Required work:
Pull out every line containing the string "from".

Available data:
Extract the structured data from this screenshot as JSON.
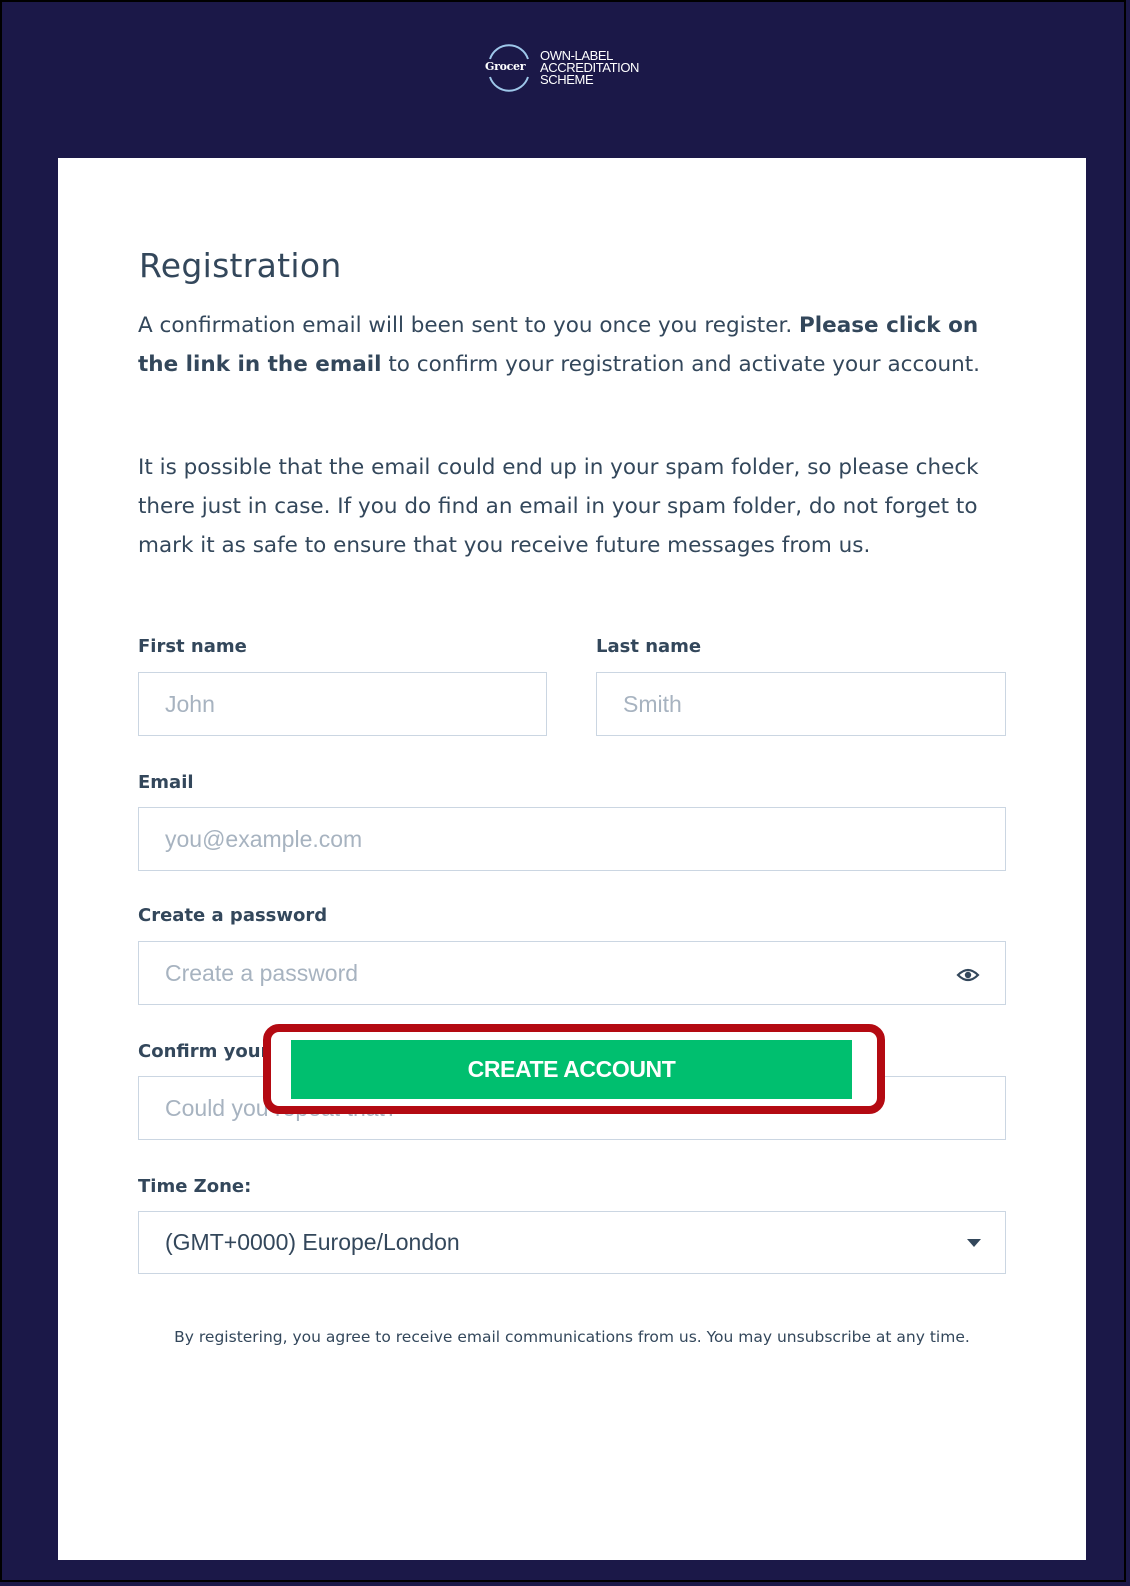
{
  "header": {
    "logo_brand": "Grocer",
    "logo_line1": "OWN-LABEL",
    "logo_line2": "ACCREDITATION",
    "logo_line3": "SCHEME"
  },
  "form": {
    "title": "Registration",
    "intro_part1": "A confirmation email will been sent to you once you register. ",
    "intro_bold": "Please click on the link in the email",
    "intro_part2": " to confirm your registration and activate your account.",
    "spam_note": "It is possible that the email could end up in your spam folder, so please check there just in case. If you do find an email in your spam folder, do not forget to mark it as safe to ensure that you receive future messages from us.",
    "first_name": {
      "label": "First name",
      "placeholder": "John",
      "value": ""
    },
    "last_name": {
      "label": "Last name",
      "placeholder": "Smith",
      "value": ""
    },
    "email": {
      "label": "Email",
      "placeholder": "you@example.com",
      "value": ""
    },
    "password": {
      "label": "Create a password",
      "placeholder": "Create a password",
      "value": "",
      "toggle_icon": "eye-icon"
    },
    "confirm_password": {
      "label": "Confirm your password",
      "placeholder": "Could you repeat that?",
      "value": ""
    },
    "time_zone": {
      "label": "Time Zone:",
      "selected": "(GMT+0000) Europe/London"
    },
    "legal": "By registering, you agree to receive email communications from us. You may unsubscribe at any time.",
    "submit_label": "CREATE ACCOUNT"
  },
  "colors": {
    "page_background": "#1b1848",
    "button_green": "#00bf6f",
    "highlight_red": "#b40a12",
    "text": "#33475b"
  }
}
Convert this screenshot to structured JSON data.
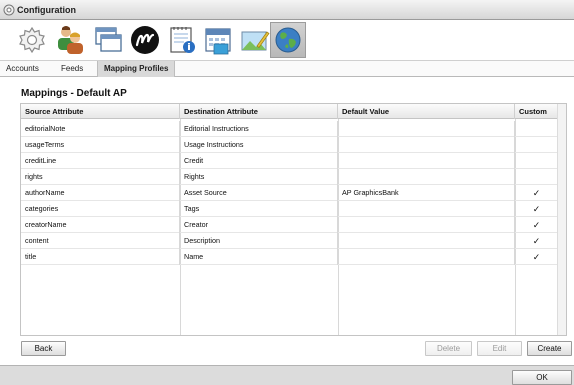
{
  "window": {
    "title": "Configuration"
  },
  "toolbar": {
    "buttons": [
      {
        "name": "settings-gear-tool",
        "icon": "gear-icon"
      },
      {
        "name": "users-tool",
        "icon": "users-icon"
      },
      {
        "name": "windows-tool",
        "icon": "windows-icon"
      },
      {
        "name": "m-logo-tool",
        "icon": "m-logo-icon"
      },
      {
        "name": "notepad-info-tool",
        "icon": "notepad-info-icon"
      },
      {
        "name": "calendar-tool",
        "icon": "calendar-icon"
      },
      {
        "name": "image-edit-tool",
        "icon": "image-edit-icon"
      },
      {
        "name": "globe-tool",
        "icon": "globe-icon",
        "active": true
      }
    ]
  },
  "tabs": [
    "Accounts",
    "Feeds",
    "Mapping Profiles"
  ],
  "page": {
    "heading": "Mappings - Default AP"
  },
  "table": {
    "columns": [
      "Source Attribute",
      "Destination Attribute",
      "Default Value",
      "Custom"
    ],
    "rows": [
      {
        "source": "editorialNote",
        "destination": "Editorial Instructions",
        "default": "",
        "custom": ""
      },
      {
        "source": "usageTerms",
        "destination": "Usage Instructions",
        "default": "",
        "custom": ""
      },
      {
        "source": "creditLine",
        "destination": "Credit",
        "default": "",
        "custom": ""
      },
      {
        "source": "rights",
        "destination": "Rights",
        "default": "",
        "custom": ""
      },
      {
        "source": "authorName",
        "destination": "Asset Source",
        "default": "AP GraphicsBank",
        "custom": "✓"
      },
      {
        "source": "categories",
        "destination": "Tags",
        "default": "",
        "custom": "✓"
      },
      {
        "source": "creatorName",
        "destination": "Creator",
        "default": "",
        "custom": "✓"
      },
      {
        "source": "content",
        "destination": "Description",
        "default": "",
        "custom": "✓"
      },
      {
        "source": "title",
        "destination": "Name",
        "default": "",
        "custom": "✓"
      }
    ]
  },
  "buttons": {
    "back": "Back",
    "delete": "Delete",
    "edit": "Edit",
    "create": "Create",
    "ok": "OK"
  },
  "colors": {
    "checkmark": "#222222",
    "active_tool": "#c4c4c4",
    "footer": "#dcdcdc"
  }
}
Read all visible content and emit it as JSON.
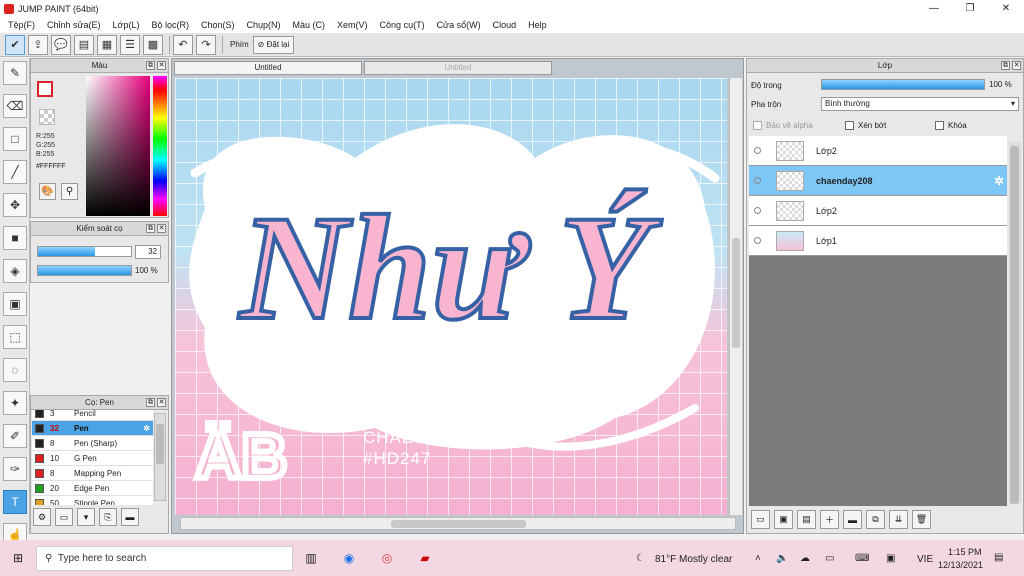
{
  "window": {
    "title": "JUMP PAINT (64bit)",
    "min": "—",
    "max": "❐",
    "close": "✕"
  },
  "menu": [
    "Tệp(F)",
    "Chỉnh sửa(E)",
    "Lớp(L)",
    "Bộ lọc(R)",
    "Chọn(S)",
    "Chụp(N)",
    "Màu (C)",
    "Xem(V)",
    "Công cụ(T)",
    "Cửa sổ(W)",
    "Cloud",
    "Help"
  ],
  "toolbar": {
    "shortcut_label": "Phím",
    "reset_label": "Đặt lại"
  },
  "color_panel": {
    "title": "Màu",
    "r": "R:255",
    "g": "G:255",
    "b": "B:255",
    "hex": "#FFFFFF"
  },
  "control_panel": {
    "title": "Kiểm soát cọ",
    "size_value": "32",
    "size_fraction": 0.32,
    "opacity_label": "100 %",
    "opacity_fraction": 1.0
  },
  "brush_panel": {
    "title": "Cọ: Pen",
    "brushes": [
      {
        "size": "3",
        "name": "Pencil",
        "color": "#222222"
      },
      {
        "size": "32",
        "name": "Pen",
        "color": "#222222",
        "selected": true
      },
      {
        "size": "8",
        "name": "Pen (Sharp)",
        "color": "#222222"
      },
      {
        "size": "10",
        "name": "G Pen",
        "color": "#e02020"
      },
      {
        "size": "8",
        "name": "Mapping Pen",
        "color": "#e02020"
      },
      {
        "size": "20",
        "name": "Edge Pen",
        "color": "#20a020"
      },
      {
        "size": "50",
        "name": "Stipple Pen",
        "color": "#e0a020"
      }
    ]
  },
  "canvas": {
    "tabs": [
      "Untitled",
      "Untitled"
    ],
    "artwork": {
      "main_text": "Như Ý",
      "sub_mark": "ÄB",
      "signature": "CHAENDAY208",
      "hashtag": "#HD247"
    }
  },
  "layer_panel": {
    "title": "Lớp",
    "opacity_label": "Độ trong",
    "opacity_value": "100 %",
    "blend_label": "Pha trộn",
    "blend_value": "Bình thường",
    "alpha_protect": "Bảo vệ alpha",
    "clipping": "Xén bớt",
    "lock": "Khóa",
    "layers": [
      {
        "name": "Lớp2",
        "thumb": "checker"
      },
      {
        "name": "chaenday208",
        "thumb": "checker",
        "selected": true
      },
      {
        "name": "Lớp2",
        "thumb": "checker"
      },
      {
        "name": "Lớp1",
        "thumb": "pink"
      }
    ]
  },
  "taskbar": {
    "search_placeholder": "Type here to search",
    "weather": "81°F  Mostly clear",
    "lang": "VIE",
    "time": "1:15 PM",
    "date": "12/13/2021"
  }
}
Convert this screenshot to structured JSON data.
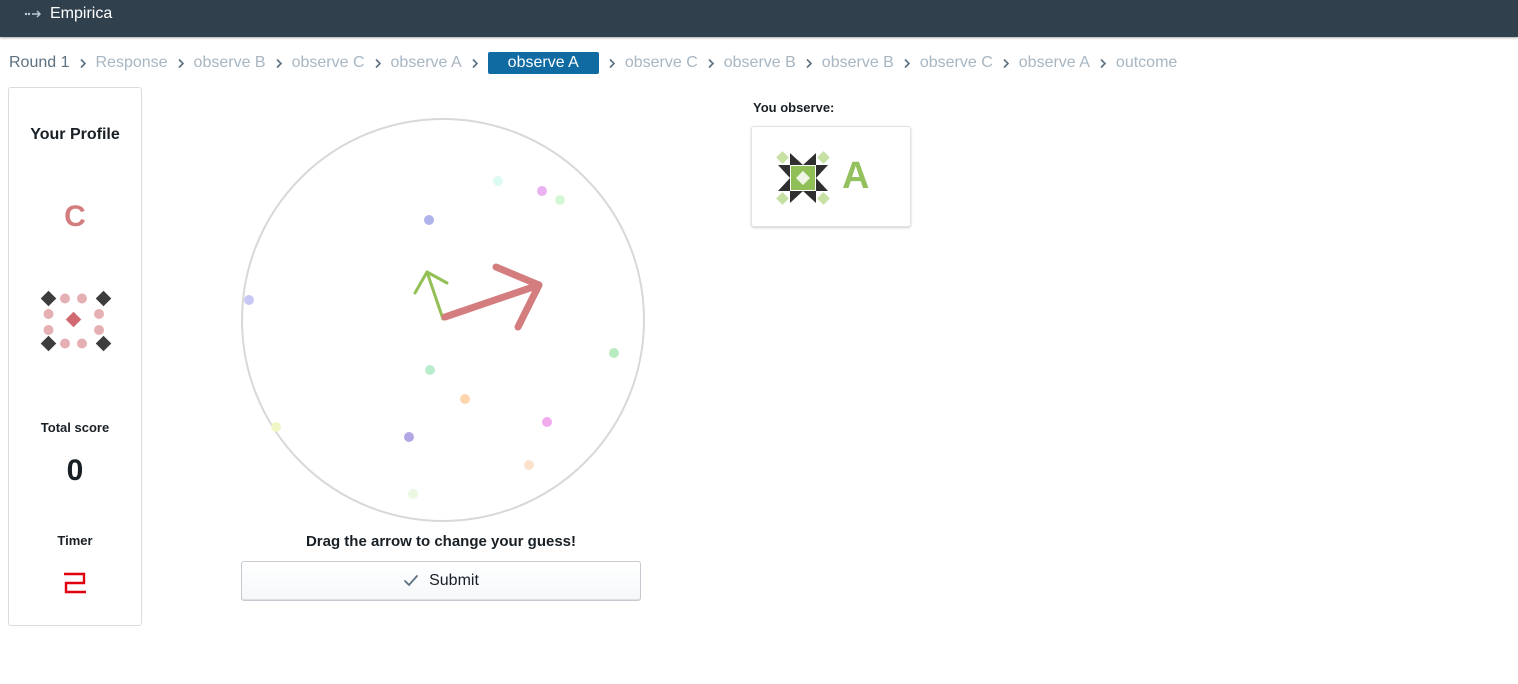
{
  "app": {
    "title": "Empirica"
  },
  "breadcrumbs": [
    {
      "label": "Round 1",
      "state": "first"
    },
    {
      "label": "Response",
      "state": "normal"
    },
    {
      "label": "observe B",
      "state": "normal"
    },
    {
      "label": "observe C",
      "state": "normal"
    },
    {
      "label": "observe A",
      "state": "normal"
    },
    {
      "label": "observe A",
      "state": "current"
    },
    {
      "label": "observe C",
      "state": "normal"
    },
    {
      "label": "observe B",
      "state": "normal"
    },
    {
      "label": "observe B",
      "state": "normal"
    },
    {
      "label": "observe C",
      "state": "normal"
    },
    {
      "label": "observe A",
      "state": "normal"
    },
    {
      "label": "outcome",
      "state": "normal"
    }
  ],
  "profile": {
    "title": "Your Profile",
    "letter": "C",
    "score_label": "Total score",
    "score_value": "0",
    "timer_label": "Timer",
    "timer_value": "2"
  },
  "main": {
    "instruction": "Drag the arrow to change your guess!",
    "submit_label": "Submit"
  },
  "observe": {
    "label": "You observe:",
    "letter": "A"
  },
  "colors": {
    "navbar": "#30404d",
    "active_crumb": "#106ba3",
    "profile_accent": "#d47d7f",
    "observe_accent": "#93c15e",
    "timer": "#e0000e"
  }
}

Final result:
Extract the structured data from this screenshot as JSON.
    "spam_note": "It is possible that the email could end up in your spam folder, so please check there just in case. If you do find an email in your spam folder, do not forget to mark it as safe to ensure that you receive future messages from us.",
    "legal": "By registering, you agree to receive email communications from us. You may unsubscribe at any time.",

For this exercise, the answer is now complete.